# DATASET RECORDS start
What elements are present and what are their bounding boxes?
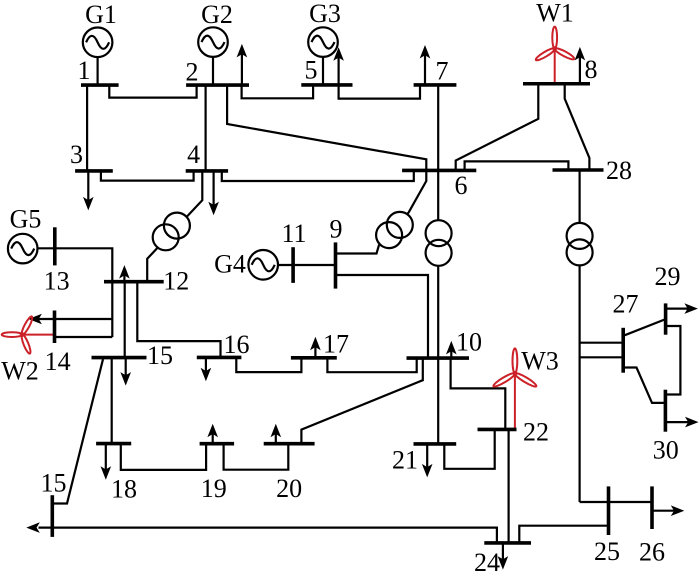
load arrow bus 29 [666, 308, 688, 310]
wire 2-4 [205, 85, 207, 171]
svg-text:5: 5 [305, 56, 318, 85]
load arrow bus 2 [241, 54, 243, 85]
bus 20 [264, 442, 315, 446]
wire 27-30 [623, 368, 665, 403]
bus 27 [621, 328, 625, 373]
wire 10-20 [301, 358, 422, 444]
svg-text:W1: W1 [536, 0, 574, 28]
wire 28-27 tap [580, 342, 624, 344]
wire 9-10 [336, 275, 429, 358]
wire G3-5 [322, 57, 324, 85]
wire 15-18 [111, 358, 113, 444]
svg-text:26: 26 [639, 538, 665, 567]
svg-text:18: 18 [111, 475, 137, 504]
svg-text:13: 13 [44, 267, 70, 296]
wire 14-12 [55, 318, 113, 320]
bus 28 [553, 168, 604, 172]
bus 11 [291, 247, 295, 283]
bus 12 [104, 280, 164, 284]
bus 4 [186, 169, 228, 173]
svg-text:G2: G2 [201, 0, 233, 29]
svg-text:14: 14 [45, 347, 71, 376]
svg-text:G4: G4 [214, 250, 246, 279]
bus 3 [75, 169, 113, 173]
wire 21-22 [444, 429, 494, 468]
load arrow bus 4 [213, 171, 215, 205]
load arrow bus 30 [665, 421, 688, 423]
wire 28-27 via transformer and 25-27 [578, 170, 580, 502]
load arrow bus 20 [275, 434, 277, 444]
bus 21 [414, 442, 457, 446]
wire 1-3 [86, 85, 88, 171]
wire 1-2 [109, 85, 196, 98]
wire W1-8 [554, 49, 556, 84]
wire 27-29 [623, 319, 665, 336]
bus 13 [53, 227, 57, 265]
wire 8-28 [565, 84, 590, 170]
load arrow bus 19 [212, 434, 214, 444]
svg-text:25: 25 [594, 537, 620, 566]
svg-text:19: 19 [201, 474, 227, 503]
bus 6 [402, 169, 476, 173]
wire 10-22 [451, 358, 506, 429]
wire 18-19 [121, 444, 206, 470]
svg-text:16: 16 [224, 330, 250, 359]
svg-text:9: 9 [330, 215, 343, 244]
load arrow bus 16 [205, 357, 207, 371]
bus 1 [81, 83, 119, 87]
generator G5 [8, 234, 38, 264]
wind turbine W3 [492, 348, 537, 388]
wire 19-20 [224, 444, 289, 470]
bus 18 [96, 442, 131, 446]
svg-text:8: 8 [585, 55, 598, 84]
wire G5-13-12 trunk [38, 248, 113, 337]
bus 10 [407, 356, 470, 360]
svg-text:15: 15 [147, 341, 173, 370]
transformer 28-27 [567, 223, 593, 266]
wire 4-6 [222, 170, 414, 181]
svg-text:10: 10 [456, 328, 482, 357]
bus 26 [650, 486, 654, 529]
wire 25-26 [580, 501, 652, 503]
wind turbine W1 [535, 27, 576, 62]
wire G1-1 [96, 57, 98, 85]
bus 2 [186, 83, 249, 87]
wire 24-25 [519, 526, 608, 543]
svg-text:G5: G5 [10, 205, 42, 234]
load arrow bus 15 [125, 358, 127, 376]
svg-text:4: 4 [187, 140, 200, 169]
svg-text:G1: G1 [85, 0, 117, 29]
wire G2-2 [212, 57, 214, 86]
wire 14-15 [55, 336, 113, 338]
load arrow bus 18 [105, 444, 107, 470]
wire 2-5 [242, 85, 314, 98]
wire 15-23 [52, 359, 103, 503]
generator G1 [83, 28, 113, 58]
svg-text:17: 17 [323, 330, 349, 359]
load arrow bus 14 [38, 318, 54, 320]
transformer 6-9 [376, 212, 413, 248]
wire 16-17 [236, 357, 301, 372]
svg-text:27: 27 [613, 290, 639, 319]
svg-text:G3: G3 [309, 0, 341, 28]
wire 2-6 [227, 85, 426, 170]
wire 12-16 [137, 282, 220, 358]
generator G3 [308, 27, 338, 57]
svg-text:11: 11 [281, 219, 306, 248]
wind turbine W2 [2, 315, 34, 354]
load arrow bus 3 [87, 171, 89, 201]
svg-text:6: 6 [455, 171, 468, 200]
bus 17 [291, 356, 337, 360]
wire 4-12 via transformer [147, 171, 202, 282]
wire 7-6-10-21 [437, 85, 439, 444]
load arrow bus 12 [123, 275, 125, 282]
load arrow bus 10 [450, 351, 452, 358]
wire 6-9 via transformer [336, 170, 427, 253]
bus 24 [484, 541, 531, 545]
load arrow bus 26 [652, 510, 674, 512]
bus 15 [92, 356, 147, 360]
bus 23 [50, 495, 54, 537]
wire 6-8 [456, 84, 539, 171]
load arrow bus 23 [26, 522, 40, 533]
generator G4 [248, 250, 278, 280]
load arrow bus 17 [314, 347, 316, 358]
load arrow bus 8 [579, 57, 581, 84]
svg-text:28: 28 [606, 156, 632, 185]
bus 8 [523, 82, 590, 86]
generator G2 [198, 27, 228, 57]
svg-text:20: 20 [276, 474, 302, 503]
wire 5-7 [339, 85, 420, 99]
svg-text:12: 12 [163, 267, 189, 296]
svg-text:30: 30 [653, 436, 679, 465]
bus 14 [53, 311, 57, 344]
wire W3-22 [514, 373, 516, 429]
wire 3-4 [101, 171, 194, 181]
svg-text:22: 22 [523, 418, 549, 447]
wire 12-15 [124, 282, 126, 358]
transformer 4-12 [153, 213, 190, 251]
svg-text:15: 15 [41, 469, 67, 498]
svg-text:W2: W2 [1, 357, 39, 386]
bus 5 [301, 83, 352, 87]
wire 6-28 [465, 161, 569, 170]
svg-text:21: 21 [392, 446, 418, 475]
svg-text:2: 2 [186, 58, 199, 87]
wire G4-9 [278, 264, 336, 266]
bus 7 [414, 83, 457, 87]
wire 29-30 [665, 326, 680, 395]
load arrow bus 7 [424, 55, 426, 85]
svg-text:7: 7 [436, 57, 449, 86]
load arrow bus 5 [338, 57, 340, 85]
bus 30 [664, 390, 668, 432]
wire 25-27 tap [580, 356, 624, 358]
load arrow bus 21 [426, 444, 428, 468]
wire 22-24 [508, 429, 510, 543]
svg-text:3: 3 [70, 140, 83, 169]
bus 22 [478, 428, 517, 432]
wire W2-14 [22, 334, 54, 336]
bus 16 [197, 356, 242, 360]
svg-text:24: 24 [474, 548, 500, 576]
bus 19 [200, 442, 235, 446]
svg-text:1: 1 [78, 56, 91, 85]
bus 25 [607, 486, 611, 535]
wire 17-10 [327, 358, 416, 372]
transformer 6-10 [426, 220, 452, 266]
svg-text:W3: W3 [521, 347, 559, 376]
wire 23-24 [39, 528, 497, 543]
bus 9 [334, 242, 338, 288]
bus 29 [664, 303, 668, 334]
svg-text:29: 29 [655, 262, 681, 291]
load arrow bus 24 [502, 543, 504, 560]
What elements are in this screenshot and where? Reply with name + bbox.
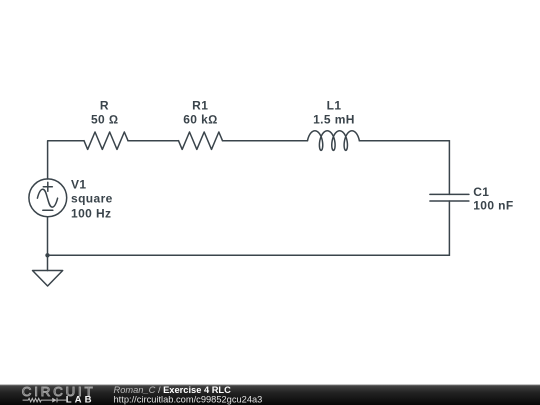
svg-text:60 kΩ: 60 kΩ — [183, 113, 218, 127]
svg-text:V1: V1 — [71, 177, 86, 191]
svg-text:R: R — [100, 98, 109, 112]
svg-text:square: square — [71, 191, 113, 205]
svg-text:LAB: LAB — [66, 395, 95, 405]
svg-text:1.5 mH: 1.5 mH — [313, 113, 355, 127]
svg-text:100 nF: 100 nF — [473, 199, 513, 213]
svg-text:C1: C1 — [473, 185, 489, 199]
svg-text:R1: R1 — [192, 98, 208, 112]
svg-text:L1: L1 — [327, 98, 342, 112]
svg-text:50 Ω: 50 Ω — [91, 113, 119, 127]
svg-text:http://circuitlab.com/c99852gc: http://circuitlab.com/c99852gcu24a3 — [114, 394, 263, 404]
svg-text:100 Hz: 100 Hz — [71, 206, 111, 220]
# DATASET RECORDS end
**WHAT NEEDS TO BE DONE**
Pull every row above into your answer, unchanged and in the same order, but leave out the picture lines.

**CORRECT RESPONSE**
What elements are present and what are their bounding boxes?
load arrow bus 29 [666, 308, 688, 310]
wire 2-4 [205, 85, 207, 171]
svg-text:5: 5 [305, 56, 318, 85]
load arrow bus 2 [241, 54, 243, 85]
bus 20 [264, 442, 315, 446]
wire 27-30 [623, 368, 665, 403]
bus 27 [621, 328, 625, 373]
wire 10-20 [301, 358, 422, 444]
svg-text:W1: W1 [536, 0, 574, 28]
wire 28-27 tap [580, 342, 624, 344]
wire 9-10 [336, 275, 429, 358]
wire G3-5 [322, 57, 324, 85]
wire 15-18 [111, 358, 113, 444]
svg-text:26: 26 [639, 538, 665, 567]
svg-text:18: 18 [111, 475, 137, 504]
svg-text:13: 13 [44, 267, 70, 296]
wire 14-12 [55, 318, 113, 320]
bus 28 [553, 168, 604, 172]
bus 11 [291, 247, 295, 283]
bus 12 [104, 280, 164, 284]
bus 4 [186, 169, 228, 173]
svg-text:G2: G2 [201, 0, 233, 29]
svg-text:14: 14 [45, 347, 71, 376]
svg-text:G4: G4 [214, 250, 246, 279]
bus 3 [75, 169, 113, 173]
wire 21-22 [444, 429, 494, 468]
load arrow bus 4 [213, 171, 215, 205]
load arrow bus 30 [665, 421, 688, 423]
wire 28-27 via transformer and 25-27 [578, 170, 580, 502]
load arrow bus 20 [275, 434, 277, 444]
bus 21 [414, 442, 457, 446]
wire 1-3 [86, 85, 88, 171]
wire 1-2 [109, 85, 196, 98]
wire W1-8 [554, 49, 556, 84]
wire 27-29 [623, 319, 665, 336]
bus 13 [53, 227, 57, 265]
wire 8-28 [565, 84, 590, 170]
load arrow bus 19 [212, 434, 214, 444]
svg-text:25: 25 [594, 537, 620, 566]
svg-text:19: 19 [201, 474, 227, 503]
bus 6 [402, 169, 476, 173]
wire 10-22 [451, 358, 506, 429]
wire 18-19 [121, 444, 206, 470]
svg-text:16: 16 [224, 330, 250, 359]
svg-text:9: 9 [330, 215, 343, 244]
load arrow bus 16 [205, 357, 207, 371]
bus 1 [81, 83, 119, 87]
generator G5 [8, 234, 38, 264]
wind turbine W3 [492, 348, 537, 388]
wire 19-20 [224, 444, 289, 470]
bus 18 [96, 442, 131, 446]
svg-text:8: 8 [585, 55, 598, 84]
wire G5-13-12 trunk [38, 248, 113, 337]
bus 10 [407, 356, 470, 360]
svg-text:15: 15 [147, 341, 173, 370]
transformer 28-27 [567, 223, 593, 266]
wire 4-6 [222, 170, 414, 181]
svg-text:10: 10 [456, 328, 482, 357]
bus 26 [650, 486, 654, 529]
wire 25-26 [580, 501, 652, 503]
wind turbine W1 [535, 27, 576, 62]
wire G1-1 [96, 57, 98, 85]
bus 2 [186, 83, 249, 87]
wire 24-25 [519, 526, 608, 543]
svg-text:G5: G5 [10, 205, 42, 234]
load arrow bus 15 [125, 358, 127, 376]
svg-text:4: 4 [187, 140, 200, 169]
svg-text:G1: G1 [85, 0, 117, 29]
wire G2-2 [212, 57, 214, 86]
wire 14-15 [55, 336, 113, 338]
load arrow bus 18 [105, 444, 107, 470]
wire 2-5 [242, 85, 314, 98]
wire 15-23 [52, 359, 103, 503]
generator G1 [83, 28, 113, 58]
svg-text:17: 17 [323, 330, 349, 359]
load arrow bus 14 [38, 318, 54, 320]
transformer 6-9 [376, 212, 413, 248]
wire 16-17 [236, 357, 301, 372]
svg-text:27: 27 [613, 290, 639, 319]
svg-text:G3: G3 [309, 0, 341, 28]
wire 2-6 [227, 85, 426, 170]
wire 12-16 [137, 282, 220, 358]
generator G3 [308, 27, 338, 57]
svg-text:11: 11 [281, 219, 306, 248]
wind turbine W2 [2, 315, 34, 354]
load arrow bus 3 [87, 171, 89, 201]
svg-text:6: 6 [455, 171, 468, 200]
bus 17 [291, 356, 337, 360]
wire 4-12 via transformer [147, 171, 202, 282]
wire 7-6-10-21 [437, 85, 439, 444]
load arrow bus 12 [123, 275, 125, 282]
load arrow bus 10 [450, 351, 452, 358]
wire 6-9 via transformer [336, 170, 427, 253]
bus 24 [484, 541, 531, 545]
load arrow bus 26 [652, 510, 674, 512]
bus 15 [92, 356, 147, 360]
bus 23 [50, 495, 54, 537]
wire 6-8 [456, 84, 539, 171]
load arrow bus 23 [26, 522, 40, 533]
generator G4 [248, 250, 278, 280]
load arrow bus 17 [314, 347, 316, 358]
load arrow bus 8 [579, 57, 581, 84]
svg-text:28: 28 [606, 156, 632, 185]
bus 8 [523, 82, 590, 86]
generator G2 [198, 27, 228, 57]
svg-text:20: 20 [276, 474, 302, 503]
wire 5-7 [339, 85, 420, 99]
svg-text:12: 12 [163, 267, 189, 296]
svg-text:30: 30 [653, 436, 679, 465]
bus 14 [53, 311, 57, 344]
wire W3-22 [514, 373, 516, 429]
wire 3-4 [101, 171, 194, 181]
svg-text:22: 22 [523, 418, 549, 447]
wire 12-15 [124, 282, 126, 358]
transformer 4-12 [153, 213, 190, 251]
svg-text:15: 15 [41, 469, 67, 498]
svg-text:W2: W2 [1, 357, 39, 386]
bus 5 [301, 83, 352, 87]
wire 6-28 [465, 161, 569, 170]
svg-text:21: 21 [392, 446, 418, 475]
svg-text:2: 2 [186, 58, 199, 87]
wire G4-9 [278, 264, 336, 266]
bus 7 [414, 83, 457, 87]
wire 29-30 [665, 326, 680, 395]
load arrow bus 7 [424, 55, 426, 85]
svg-text:7: 7 [436, 57, 449, 86]
load arrow bus 5 [338, 57, 340, 85]
bus 30 [664, 390, 668, 432]
wire 25-27 tap [580, 356, 624, 358]
load arrow bus 21 [426, 444, 428, 468]
wire 22-24 [508, 429, 510, 543]
svg-text:3: 3 [70, 140, 83, 169]
bus 22 [478, 428, 517, 432]
wire W2-14 [22, 334, 54, 336]
bus 16 [197, 356, 242, 360]
svg-text:24: 24 [474, 548, 500, 576]
bus 19 [200, 442, 235, 446]
svg-text:1: 1 [78, 56, 91, 85]
bus 25 [607, 486, 611, 535]
wire 17-10 [327, 358, 416, 372]
transformer 6-10 [426, 220, 452, 266]
svg-text:W3: W3 [521, 347, 559, 376]
wire 23-24 [39, 528, 497, 543]
bus 9 [334, 242, 338, 288]
bus 29 [664, 303, 668, 334]
svg-text:29: 29 [655, 262, 681, 291]
load arrow bus 24 [502, 543, 504, 560]
What elements are in this screenshot and where? Reply with name + bbox.
svg-text:60 kΩ: 60 kΩ — [183, 113, 218, 127]
svg-text:V1: V1 — [71, 177, 86, 191]
svg-text:R: R — [100, 98, 109, 112]
svg-text:square: square — [71, 191, 113, 205]
svg-text:LAB: LAB — [66, 395, 95, 405]
svg-text:1.5 mH: 1.5 mH — [313, 113, 355, 127]
svg-text:100 nF: 100 nF — [473, 199, 513, 213]
svg-text:C1: C1 — [473, 185, 489, 199]
svg-text:R1: R1 — [192, 98, 208, 112]
svg-text:L1: L1 — [327, 98, 342, 112]
svg-text:50 Ω: 50 Ω — [91, 113, 119, 127]
svg-text:http://circuitlab.com/c99852gc: http://circuitlab.com/c99852gcu24a3 — [114, 394, 263, 404]
svg-text:100 Hz: 100 Hz — [71, 206, 111, 220]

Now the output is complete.